__QUOTED PASSAGE__
<<<<
Jimmie Johnson Captures The Fold of Honor QuikTrip 500

Jimmie Johnson
With wrecks erupting behind him, Jimmie Johnson took the checkered flag in overtime under caution in Sunday’s Folds of Honor QuikTrip 500 at Atlanta Motor Speedway—and then he remembered.

Almost lost in the euphoria of Johnson’s second straight victory at the 1.54-mile track was the realization that, with his 76th NASCAR Sprint Cup Series victory, he had tied the late Dale Earnhardt,Sr. for seventh on the all-time wins list.

But as the No. 48 Chevrolet rolled around the track on its victory lap, heading in a clockwise direction a la Alan Kulwicki, the six-time champion thrust his arm out the driver’s side window with a three-finger salute to the crowd, acknowledging the bond he now shares with The Intimidator.

“It’s such an honor,” Johnson said. “With the chaos at the end and the crash and wondering about overtime and how it worked these days, I kind of lost sight of that.

“I remembered it on my victory lap coming down, and I had to come by and throw a ‘3’ out the window to pay my respects to the man. There’s a huge void in my career that I never had a chance to race with him, but at least I was able to tie his record.”

Dale Earnhardt Jr. ran second to his teammate, followed by Kyle Busch, who started 39th after his qualifying time was disallowed because the rear toe of his No. 18 Joe Gibbs Racing Toyota exceeded NASCAR’s tolerances.
>>>>
__WHAT THE EXERCISE ASKS__
Write out the part of the Atlanta race report starting with "Almost lost in" and going on through "with The Intimidator.".

__DATASET EXCERPTS__
<<<<
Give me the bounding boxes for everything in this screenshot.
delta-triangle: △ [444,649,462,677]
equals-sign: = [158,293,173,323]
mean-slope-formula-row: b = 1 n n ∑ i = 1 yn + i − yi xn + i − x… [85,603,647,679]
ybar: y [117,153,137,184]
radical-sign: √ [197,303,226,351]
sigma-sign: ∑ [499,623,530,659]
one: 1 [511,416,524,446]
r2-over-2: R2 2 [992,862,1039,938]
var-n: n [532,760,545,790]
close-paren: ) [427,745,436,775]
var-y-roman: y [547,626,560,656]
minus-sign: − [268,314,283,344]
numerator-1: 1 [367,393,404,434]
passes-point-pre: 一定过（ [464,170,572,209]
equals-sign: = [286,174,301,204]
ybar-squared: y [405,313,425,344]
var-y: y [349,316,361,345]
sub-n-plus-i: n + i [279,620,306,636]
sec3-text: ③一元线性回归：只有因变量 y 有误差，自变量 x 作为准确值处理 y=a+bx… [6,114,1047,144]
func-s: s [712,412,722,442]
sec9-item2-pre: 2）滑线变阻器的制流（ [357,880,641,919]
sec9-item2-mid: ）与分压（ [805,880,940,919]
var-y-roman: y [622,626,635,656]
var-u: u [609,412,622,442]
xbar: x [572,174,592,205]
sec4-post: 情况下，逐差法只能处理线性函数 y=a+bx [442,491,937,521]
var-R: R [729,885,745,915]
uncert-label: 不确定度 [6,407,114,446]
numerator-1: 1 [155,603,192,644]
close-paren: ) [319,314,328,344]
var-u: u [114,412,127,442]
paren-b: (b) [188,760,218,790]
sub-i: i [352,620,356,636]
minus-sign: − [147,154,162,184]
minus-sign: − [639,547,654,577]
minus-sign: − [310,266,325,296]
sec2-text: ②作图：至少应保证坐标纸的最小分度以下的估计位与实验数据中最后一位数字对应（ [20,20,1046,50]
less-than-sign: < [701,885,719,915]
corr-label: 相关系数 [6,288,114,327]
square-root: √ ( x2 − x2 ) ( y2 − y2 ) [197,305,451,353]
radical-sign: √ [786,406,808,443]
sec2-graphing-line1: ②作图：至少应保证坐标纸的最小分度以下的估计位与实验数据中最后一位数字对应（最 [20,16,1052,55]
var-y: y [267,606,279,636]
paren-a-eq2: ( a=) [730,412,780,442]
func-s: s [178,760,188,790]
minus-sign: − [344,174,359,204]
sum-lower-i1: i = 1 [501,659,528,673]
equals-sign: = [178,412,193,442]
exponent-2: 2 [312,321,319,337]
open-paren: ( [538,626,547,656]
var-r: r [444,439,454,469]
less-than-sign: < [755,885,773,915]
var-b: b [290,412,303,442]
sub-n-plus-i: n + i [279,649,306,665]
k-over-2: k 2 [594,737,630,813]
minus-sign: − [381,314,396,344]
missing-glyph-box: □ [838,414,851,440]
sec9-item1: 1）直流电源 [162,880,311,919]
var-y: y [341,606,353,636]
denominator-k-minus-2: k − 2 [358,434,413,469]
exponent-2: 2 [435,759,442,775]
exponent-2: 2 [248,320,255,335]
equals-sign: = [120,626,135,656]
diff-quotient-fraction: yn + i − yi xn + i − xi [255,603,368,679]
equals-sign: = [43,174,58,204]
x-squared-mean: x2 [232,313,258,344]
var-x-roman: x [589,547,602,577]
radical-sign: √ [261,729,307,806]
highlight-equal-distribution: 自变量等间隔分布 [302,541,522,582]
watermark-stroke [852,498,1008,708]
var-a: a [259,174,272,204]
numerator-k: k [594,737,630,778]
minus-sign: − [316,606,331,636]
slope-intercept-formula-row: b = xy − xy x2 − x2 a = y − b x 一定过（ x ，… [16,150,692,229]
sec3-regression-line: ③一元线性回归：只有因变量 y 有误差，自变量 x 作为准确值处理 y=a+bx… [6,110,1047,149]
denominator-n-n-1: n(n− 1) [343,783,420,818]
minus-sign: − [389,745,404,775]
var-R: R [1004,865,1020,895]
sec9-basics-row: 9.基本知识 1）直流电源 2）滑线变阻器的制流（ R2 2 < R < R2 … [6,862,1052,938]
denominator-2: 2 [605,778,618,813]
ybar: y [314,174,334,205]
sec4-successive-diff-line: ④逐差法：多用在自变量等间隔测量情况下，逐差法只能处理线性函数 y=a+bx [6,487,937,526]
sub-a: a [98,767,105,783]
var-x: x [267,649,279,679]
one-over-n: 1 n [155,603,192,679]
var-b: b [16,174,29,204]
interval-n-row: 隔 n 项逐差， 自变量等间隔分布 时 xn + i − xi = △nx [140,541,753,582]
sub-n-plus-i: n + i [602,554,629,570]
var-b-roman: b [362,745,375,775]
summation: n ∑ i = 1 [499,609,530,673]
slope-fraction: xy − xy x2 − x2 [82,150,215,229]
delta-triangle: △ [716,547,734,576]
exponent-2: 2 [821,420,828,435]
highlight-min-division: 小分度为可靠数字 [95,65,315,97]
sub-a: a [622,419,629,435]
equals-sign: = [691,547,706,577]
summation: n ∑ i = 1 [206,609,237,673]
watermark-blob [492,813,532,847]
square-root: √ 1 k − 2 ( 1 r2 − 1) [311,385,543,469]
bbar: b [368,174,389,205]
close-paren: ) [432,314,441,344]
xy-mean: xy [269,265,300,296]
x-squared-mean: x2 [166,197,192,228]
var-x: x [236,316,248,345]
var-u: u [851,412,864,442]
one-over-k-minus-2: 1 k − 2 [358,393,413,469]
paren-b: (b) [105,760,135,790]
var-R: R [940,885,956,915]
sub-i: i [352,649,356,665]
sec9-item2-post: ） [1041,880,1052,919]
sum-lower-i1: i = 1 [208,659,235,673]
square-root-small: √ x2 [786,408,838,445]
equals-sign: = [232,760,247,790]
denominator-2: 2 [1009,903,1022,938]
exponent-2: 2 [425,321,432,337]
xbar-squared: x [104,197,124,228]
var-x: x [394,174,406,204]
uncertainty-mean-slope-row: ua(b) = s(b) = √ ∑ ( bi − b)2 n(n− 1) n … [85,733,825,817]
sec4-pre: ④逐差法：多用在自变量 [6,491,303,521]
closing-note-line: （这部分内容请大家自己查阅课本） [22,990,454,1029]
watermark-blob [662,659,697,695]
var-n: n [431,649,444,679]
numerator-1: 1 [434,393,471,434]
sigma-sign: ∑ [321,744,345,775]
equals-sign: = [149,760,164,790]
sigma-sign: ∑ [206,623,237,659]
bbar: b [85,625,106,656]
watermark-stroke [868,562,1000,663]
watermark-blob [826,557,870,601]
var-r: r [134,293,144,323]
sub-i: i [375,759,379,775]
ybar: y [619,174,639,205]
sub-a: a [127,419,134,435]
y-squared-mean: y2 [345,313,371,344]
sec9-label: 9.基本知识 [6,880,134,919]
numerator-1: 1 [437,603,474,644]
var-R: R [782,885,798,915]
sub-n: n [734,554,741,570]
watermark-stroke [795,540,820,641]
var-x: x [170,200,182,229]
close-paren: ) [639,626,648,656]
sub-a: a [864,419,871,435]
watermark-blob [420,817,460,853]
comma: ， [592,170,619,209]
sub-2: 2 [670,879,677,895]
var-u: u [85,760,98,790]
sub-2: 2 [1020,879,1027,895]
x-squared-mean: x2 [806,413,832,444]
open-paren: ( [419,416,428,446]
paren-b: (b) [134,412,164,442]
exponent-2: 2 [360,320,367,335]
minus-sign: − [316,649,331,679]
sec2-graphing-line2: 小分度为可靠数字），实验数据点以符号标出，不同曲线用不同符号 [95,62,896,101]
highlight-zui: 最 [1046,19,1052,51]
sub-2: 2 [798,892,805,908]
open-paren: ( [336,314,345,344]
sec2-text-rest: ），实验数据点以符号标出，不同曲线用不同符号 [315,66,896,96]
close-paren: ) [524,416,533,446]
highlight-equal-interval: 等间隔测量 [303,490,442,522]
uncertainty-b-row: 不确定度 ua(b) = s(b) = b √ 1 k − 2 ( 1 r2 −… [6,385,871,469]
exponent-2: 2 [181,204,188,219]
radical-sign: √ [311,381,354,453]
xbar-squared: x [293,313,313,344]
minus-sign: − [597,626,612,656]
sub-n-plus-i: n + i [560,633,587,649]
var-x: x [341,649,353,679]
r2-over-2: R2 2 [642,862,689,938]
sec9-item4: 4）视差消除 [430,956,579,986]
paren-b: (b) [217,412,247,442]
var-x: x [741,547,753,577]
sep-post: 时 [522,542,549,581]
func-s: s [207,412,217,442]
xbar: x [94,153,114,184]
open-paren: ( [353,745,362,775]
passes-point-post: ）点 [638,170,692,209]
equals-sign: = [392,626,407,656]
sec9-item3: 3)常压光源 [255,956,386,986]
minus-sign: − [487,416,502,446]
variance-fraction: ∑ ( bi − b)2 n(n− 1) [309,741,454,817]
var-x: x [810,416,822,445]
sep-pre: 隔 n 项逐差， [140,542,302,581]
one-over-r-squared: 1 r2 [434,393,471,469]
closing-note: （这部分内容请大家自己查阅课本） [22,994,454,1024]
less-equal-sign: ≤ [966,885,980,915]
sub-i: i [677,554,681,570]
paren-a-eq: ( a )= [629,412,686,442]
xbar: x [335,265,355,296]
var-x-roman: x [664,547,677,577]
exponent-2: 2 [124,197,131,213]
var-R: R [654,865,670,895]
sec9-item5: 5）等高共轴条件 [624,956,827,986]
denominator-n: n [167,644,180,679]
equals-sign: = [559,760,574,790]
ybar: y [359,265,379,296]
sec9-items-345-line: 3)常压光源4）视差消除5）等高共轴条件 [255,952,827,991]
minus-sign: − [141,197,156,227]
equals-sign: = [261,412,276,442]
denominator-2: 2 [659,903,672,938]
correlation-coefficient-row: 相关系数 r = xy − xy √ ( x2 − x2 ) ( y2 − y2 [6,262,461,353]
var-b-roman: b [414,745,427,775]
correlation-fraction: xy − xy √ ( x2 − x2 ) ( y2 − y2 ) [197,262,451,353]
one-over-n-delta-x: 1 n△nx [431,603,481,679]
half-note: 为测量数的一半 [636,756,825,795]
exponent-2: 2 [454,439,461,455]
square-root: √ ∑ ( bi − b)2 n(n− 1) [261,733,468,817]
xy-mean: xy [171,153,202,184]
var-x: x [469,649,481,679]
>>>>
__RESULT OF THIS TASK__
Almost lost in the euphoria of Johnson’s second straight victory at the 1.54-mile track was the realization that, with his 76th NASCAR Sprint Cup Series victory, he had tied the late Dale Earnhardt,Sr. for seventh on the all-time wins list.

But as the No. 48 Chevrolet rolled around the track on its victory lap, heading in a clockwise direction a la Alan Kulwicki, the six-time champion thrust his arm out the driver’s side window with a three-finger salute to the crowd, acknowledging the bond he now shares with The Intimidator.